■ Written problem A
Name every place that the biography of Francis Holcroft marks as lying in Cambridgeshire by writing the county name directly after it.
■ Written problem B
Reproduce the biography of Francis Holcroft word for word from "During both these" to "in Cambridge gaol.".
■ Written problem C
Using the biography of Francis Holcroft, decide whether each statement below agrees with it. Answer yes or no for each and quote the words that decide it.
(i) Holcroft matriculated at Trinity College, Cambridge.
(ii) Holcroft was released at the Declaration of Indulgence in 1672.
(iii) Holcroft's tract appears to have been written while he was in the Fleet Prison.

■ Provided text
______________________________

Francis Holcroft (1629?–1693) was an English ejected minister.

Life

He was son of Sir Henry Holcroft, born at West Ham in Essex. He matriculated at Clare Hall, Cambridge in 1647. John Tillotson was his chamber-fellow about 1650. While at Cambridge he embraced puritan principles, and became a communicant with the congregation of Jonathan Jephcott at Swaffham Prior. He graduated M.A. in 1654, was elected fellow of his college, and took holy orders.

For some years he voluntarily supplied the parish of Litlington, Cambridgeshire. About 1655 he accepted the living of Bassingbourn, Cambridgeshire, where he was a successful preacher, and, was assisted by the Rev. Joseph Oddy, fellow of Trinity College, Cambridge. Holcroft eventually formed a church on congregational principles, and, after being ejected in 1662 from Bassingbourn, became a bitter opponent of episcopalianism. After his ejection, he brought his former parishioners into congregations at convenient centres, and acted as their minister, with the assistance of Oddy and S. Corbyn, both ejected fellows of Trinity College, Cambridge, who were appointed at a general meeting at Eversden.

In 1663 Holcroft was imprisoned in Cambridge gaol, by order of Thomas Chicheley, for illegal preaching, but he was occasionally allowed by the warder to visit his congregations. At the assizes he was sentenced to abjure the realm, but on Arthur Annesley, 1st Earl of Anglesey representing his case to Charles II he was allowed to remain in gaol. He was released at the Declaration of Indulgence in 1672, returned to his preaching, and was again imprisoned. By means of a writ of certiorari he was removed as an insolvent debtor to the Fleet Prison in London, and frequently preached there to large crowds of people. On discharging his debts he was released.

During both these imprisonments he experienced support from Tillotson. Until 1689 Holcroft took general charge of a number of congregations in Cambridgeshire and the adjoining counties. Soon after 1689 his health gave way, and he became a prey to depression. His organization quickly came to grief, and he died on 6 January 1693 at Thriplow, Cambridgeshire, where he was buried. He left a small estate to the poor of his congregations, and a piece of ground at Oakington for a burial-place. Edmund Calamy stated that there was scarcely a village in Cambridgeshire in which Holcroft did not preach.

Works

He wrote a tract called "A Word to the Saints from the Watch Tower", 1688. It appears to have been written while he was in Cambridge gaol.

______________________________

■ Given information
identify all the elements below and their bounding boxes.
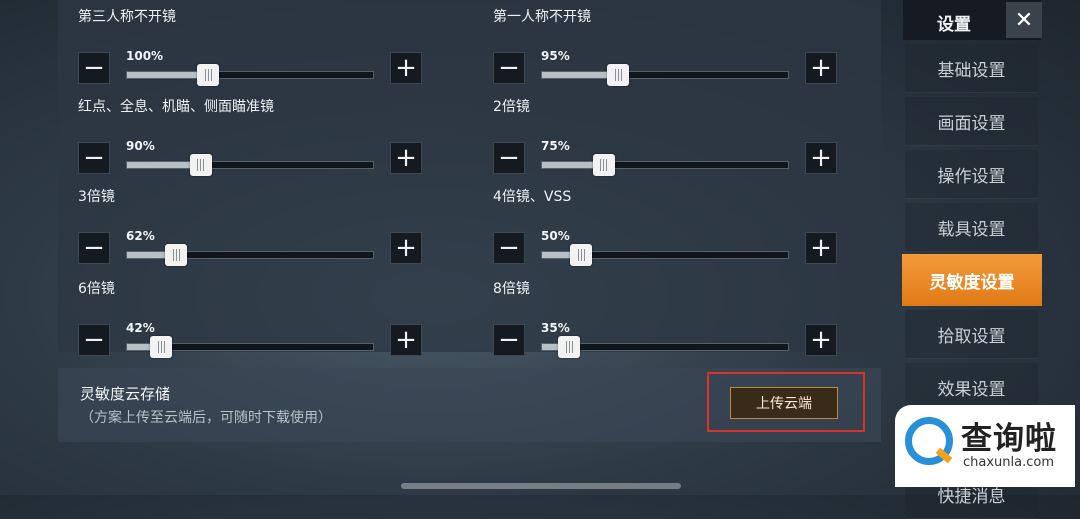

______________________________

■ Exercise result A
Litlington, Bassingbourn, Thriplow

■ Exercise result B
During both these imprisonments he experienced support from Tillotson. Until 1689 Holcroft took general charge of a number of congregations in Cambridgeshire and the adjoining counties. Soon after 1689 his health gave way, and he became a prey to depression. His organization quickly came to grief, and he died on 6 January 1693 at Thriplow, Cambridgeshire, where he was buried. He left a small estate to the poor of his congregations, and a piece of ground at Oakington for a burial-place. Edmund Calamy stated that there was scarcely a village in Cambridgeshire in which Holcroft did not preach.

Works

He wrote a tract called "A Word to the Saints from the Watch Tower", 1688. It appears to have been written while he was in Cambridge gaol.

■ Exercise result C
(i) No: "He matriculated at Clare Hall, Cambridge in 1647."
(ii) Yes: "He was released at the Declaration of Indulgence in 1672"
(iii) No: "It appears to have been written while he was in Cambridge gaol."